### AIM
Identify the lines holding "француженка" and copy them.

### EXTRACTED DATA
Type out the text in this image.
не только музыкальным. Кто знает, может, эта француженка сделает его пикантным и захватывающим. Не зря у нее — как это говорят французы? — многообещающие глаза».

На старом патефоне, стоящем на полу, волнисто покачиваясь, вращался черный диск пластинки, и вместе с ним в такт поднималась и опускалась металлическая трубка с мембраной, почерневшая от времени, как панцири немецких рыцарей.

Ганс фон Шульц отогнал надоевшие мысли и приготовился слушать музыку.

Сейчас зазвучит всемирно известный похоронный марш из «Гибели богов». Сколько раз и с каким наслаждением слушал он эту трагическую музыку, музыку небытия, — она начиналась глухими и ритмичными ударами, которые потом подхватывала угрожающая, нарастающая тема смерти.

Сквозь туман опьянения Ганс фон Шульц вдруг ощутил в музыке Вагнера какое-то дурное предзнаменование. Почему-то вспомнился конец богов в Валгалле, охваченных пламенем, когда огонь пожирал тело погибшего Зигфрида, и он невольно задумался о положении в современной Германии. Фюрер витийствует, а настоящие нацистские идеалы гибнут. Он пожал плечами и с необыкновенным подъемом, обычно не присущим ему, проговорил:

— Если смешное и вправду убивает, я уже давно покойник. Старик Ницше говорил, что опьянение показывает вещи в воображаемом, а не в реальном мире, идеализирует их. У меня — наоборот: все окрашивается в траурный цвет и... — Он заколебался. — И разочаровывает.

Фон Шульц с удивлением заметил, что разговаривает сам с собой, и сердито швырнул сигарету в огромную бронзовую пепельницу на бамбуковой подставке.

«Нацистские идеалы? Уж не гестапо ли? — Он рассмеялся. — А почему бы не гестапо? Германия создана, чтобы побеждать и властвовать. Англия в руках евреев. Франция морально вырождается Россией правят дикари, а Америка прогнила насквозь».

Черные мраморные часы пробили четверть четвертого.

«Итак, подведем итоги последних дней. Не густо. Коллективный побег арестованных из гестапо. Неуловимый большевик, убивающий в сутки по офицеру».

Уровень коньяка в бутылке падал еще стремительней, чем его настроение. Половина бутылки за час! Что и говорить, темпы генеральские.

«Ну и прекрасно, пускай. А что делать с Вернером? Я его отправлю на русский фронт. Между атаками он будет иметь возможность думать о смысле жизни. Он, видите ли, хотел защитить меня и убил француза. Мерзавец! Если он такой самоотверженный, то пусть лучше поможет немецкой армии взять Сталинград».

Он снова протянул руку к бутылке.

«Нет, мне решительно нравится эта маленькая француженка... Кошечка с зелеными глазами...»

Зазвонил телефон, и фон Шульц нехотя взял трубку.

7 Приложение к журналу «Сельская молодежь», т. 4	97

### RESPONSE
не только музыкальным. Кто знает, может, эта француженка сделает его пикантным и захватывающим. Не зря у нее — как это говорят французы? — многообещающие глаза».
«Нет, мне решительно нравится эта маленькая француженка... Кошечка с зелеными глазами...»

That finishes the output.